* START Available data *

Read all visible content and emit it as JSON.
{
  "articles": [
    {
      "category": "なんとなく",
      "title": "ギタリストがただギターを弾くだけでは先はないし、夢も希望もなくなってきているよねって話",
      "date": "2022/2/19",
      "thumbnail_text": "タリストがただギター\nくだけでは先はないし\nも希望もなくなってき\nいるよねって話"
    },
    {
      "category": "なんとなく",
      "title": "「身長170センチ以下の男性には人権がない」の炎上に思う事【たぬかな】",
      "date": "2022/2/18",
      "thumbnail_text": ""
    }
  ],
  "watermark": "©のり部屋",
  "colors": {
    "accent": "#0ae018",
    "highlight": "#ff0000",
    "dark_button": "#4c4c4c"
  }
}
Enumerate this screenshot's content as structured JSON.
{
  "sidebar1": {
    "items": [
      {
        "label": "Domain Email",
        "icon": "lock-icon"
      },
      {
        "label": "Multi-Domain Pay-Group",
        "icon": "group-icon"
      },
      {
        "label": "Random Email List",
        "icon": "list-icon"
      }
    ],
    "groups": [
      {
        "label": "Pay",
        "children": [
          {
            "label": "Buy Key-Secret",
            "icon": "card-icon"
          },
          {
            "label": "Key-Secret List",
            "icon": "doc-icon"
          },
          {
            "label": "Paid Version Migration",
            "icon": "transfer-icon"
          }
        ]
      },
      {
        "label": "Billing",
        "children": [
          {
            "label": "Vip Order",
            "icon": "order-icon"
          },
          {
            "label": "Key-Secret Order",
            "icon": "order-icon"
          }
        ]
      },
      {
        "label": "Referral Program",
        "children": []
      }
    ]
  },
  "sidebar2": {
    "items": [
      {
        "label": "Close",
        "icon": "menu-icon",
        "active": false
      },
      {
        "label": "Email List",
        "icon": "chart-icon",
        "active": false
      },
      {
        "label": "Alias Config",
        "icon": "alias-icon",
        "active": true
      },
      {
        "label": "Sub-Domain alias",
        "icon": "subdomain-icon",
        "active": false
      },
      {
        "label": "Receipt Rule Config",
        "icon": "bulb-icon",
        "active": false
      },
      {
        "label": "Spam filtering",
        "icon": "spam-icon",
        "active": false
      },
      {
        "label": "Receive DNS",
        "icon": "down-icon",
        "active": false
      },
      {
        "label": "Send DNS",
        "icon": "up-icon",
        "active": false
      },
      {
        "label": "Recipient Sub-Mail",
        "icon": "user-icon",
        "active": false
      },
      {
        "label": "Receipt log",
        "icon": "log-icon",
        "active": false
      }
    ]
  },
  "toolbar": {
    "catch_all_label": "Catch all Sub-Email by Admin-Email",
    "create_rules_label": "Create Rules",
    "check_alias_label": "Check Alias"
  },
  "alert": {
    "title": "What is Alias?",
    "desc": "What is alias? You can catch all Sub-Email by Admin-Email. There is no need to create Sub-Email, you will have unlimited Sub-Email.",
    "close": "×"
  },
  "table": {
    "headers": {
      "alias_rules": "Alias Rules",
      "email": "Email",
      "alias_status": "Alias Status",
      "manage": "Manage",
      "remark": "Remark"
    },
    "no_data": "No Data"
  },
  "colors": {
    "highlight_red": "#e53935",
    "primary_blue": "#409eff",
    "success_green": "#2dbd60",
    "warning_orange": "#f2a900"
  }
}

* END Available data *

Task directions:
Would you copy out each line exactly as written?

Response:
Read all visible content and emit it as JSON.
{
  "articles": [
    {
      "category": "なんとなく",
      "title": "ギタリストがただギターを弾くだけでは先はないし、夢も希望もなくなってきているよねって話",
      "date": "2022/2/19",
      "thumbnail_text": "タリストがただギター\nくだけでは先はないし\nも希望もなくなってき\nいるよねって話"
    },
    {
      "category": "なんとなく",
      "title": "「身長170センチ以下の男性には人権がない」の炎上に思う事【たぬかな】",
      "date": "2022/2/18",
      "thumbnail_text": ""
    }
  ],
  "watermark": "©のり部屋",
  "colors": {
    "accent": "#0ae018",
    "highlight": "#ff0000",
    "dark_button": "#4c4c4c"
  }
}
Enumerate this screenshot's content as structured JSON.
{
  "sidebar1": {
    "items": [
      {
        "label": "Domain Email",
        "icon": "lock-icon"
      },
      {
        "label": "Multi-Domain Pay-Group",
        "icon": "group-icon"
      },
      {
        "label": "Random Email List",
        "icon": "list-icon"
      }
    ],
    "groups": [
      {
        "label": "Pay",
        "children": [
          {
            "label": "Buy Key-Secret",
            "icon": "card-icon"
          },
          {
            "label": "Key-Secret List",
            "icon": "doc-icon"
          },
          {
            "label": "Paid Version Migration",
            "icon": "transfer-icon"
          }
        ]
      },
      {
        "label": "Billing",
        "children": [
          {
            "label": "Vip Order",
            "icon": "order-icon"
          },
          {
            "label": "Key-Secret Order",
            "icon": "order-icon"
          }
        ]
      },
      {
        "label": "Referral Program",
        "children": []
      }
    ]
  },
  "sidebar2": {
    "items": [
      {
        "label": "Close",
        "icon": "menu-icon",
        "active": false
      },
      {
        "label": "Email List",
        "icon": "chart-icon",
        "active": false
      },
      {
        "label": "Alias Config",
        "icon": "alias-icon",
        "active": true
      },
      {
        "label": "Sub-Domain alias",
        "icon": "subdomain-icon",
        "active": false
      },
      {
        "label": "Receipt Rule Config",
        "icon": "bulb-icon",
        "active": false
      },
      {
        "label": "Spam filtering",
        "icon": "spam-icon",
        "active": false
      },
      {
        "label": "Receive DNS",
        "icon": "down-icon",
        "active": false
      },
      {
        "label": "Send DNS",
        "icon": "up-icon",
        "active": false
      },
      {
        "label": "Recipient Sub-Mail",
        "icon": "user-icon",
        "active": false
      },
      {
        "label": "Receipt log",
        "icon": "log-icon",
        "active": false
      }
    ]
  },
  "toolbar": {
    "catch_all_label": "Catch all Sub-Email by Admin-Email",
    "create_rules_label": "Create Rules",
    "check_alias_label": "Check Alias"
  },
  "alert": {
    "title": "What is Alias?",
    "desc": "What is alias? You can catch all Sub-Email by Admin-Email. There is no need to create Sub-Email, you will have unlimited Sub-Email.",
    "close": "×"
  },
  "table": {
    "headers": {
      "alias_rules": "Alias Rules",
      "email": "Email",
      "alias_status": "Alias Status",
      "manage": "Manage",
      "remark": "Remark"
    },
    "no_data": "No Data"
  },
  "colors": {
    "highlight_red": "#e53935",
    "primary_blue": "#409eff",
    "success_green": "#2dbd60",
    "warning_orange": "#f2a900"
  }
}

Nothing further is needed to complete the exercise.